Problem to work on: Copy each line below in which the word "Comisiones" occurs.

┌────────

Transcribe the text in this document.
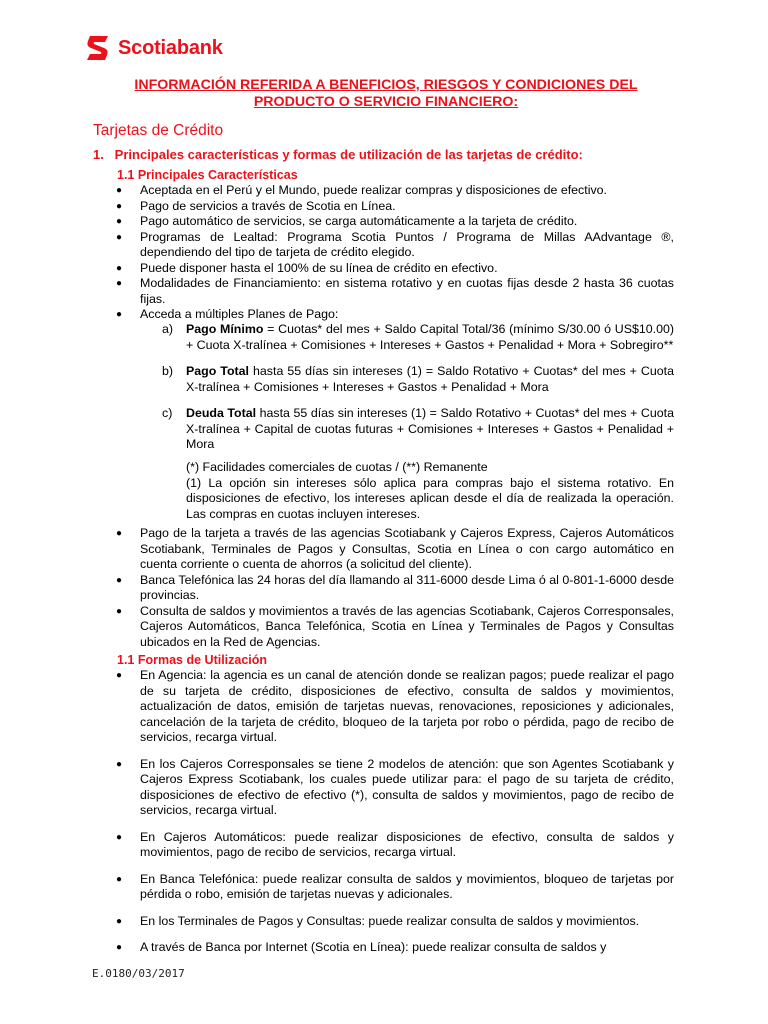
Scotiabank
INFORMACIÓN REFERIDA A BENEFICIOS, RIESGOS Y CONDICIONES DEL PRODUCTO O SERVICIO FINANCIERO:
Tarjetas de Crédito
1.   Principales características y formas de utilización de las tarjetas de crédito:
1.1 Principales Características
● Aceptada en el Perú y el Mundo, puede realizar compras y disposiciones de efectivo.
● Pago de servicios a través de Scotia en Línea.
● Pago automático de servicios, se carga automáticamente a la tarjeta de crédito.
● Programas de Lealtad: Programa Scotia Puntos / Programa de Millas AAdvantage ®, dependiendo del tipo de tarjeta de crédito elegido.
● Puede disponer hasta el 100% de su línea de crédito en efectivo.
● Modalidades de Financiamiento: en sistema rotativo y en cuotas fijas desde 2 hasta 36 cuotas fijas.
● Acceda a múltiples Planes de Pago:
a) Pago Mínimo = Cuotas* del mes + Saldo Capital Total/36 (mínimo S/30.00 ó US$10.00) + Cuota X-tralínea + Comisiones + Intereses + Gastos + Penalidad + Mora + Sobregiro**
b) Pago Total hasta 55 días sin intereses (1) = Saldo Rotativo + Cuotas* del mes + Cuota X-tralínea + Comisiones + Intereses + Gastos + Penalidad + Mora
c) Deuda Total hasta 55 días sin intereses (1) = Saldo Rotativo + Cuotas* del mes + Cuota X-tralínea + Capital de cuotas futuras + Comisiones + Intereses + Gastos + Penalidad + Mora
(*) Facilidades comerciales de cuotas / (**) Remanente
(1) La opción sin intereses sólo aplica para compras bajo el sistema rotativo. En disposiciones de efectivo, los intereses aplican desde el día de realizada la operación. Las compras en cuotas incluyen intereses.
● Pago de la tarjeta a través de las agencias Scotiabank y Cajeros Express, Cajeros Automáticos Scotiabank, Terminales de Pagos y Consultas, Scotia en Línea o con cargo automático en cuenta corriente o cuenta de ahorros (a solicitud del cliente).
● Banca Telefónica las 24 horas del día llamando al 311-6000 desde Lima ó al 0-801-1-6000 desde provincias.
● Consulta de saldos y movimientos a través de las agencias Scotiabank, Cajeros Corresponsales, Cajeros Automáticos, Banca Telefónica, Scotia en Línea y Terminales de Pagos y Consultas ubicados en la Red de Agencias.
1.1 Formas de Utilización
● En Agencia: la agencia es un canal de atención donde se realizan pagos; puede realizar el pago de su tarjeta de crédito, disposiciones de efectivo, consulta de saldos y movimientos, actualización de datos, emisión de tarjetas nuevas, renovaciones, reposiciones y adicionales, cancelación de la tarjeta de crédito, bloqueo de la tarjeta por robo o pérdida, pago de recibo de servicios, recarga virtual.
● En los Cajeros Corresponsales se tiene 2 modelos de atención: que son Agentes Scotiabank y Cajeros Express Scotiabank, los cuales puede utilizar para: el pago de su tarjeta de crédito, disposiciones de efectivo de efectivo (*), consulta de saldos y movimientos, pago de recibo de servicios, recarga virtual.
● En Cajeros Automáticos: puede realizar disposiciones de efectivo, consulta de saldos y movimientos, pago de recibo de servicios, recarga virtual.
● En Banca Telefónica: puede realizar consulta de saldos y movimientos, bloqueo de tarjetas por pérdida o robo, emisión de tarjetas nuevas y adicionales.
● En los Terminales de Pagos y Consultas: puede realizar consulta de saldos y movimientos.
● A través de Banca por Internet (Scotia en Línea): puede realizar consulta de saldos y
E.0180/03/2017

└────────

Solution to the problem:
a) Pago Mínimo = Cuotas* del mes + Saldo Capital Total/36 (mínimo S/30.00 ó US$10.00) + Cuota X-tralínea + Comisiones + Intereses + Gastos + Penalidad + Mora + Sobregiro**
b) Pago Total hasta 55 días sin intereses (1) = Saldo Rotativo + Cuotas* del mes + Cuota X-tralínea + Comisiones + Intereses + Gastos + Penalidad + Mora
c) Deuda Total hasta 55 días sin intereses (1) = Saldo Rotativo + Cuotas* del mes + Cuota X-tralínea + Capital de cuotas futuras + Comisiones + Intereses + Gastos + Penalidad + Mora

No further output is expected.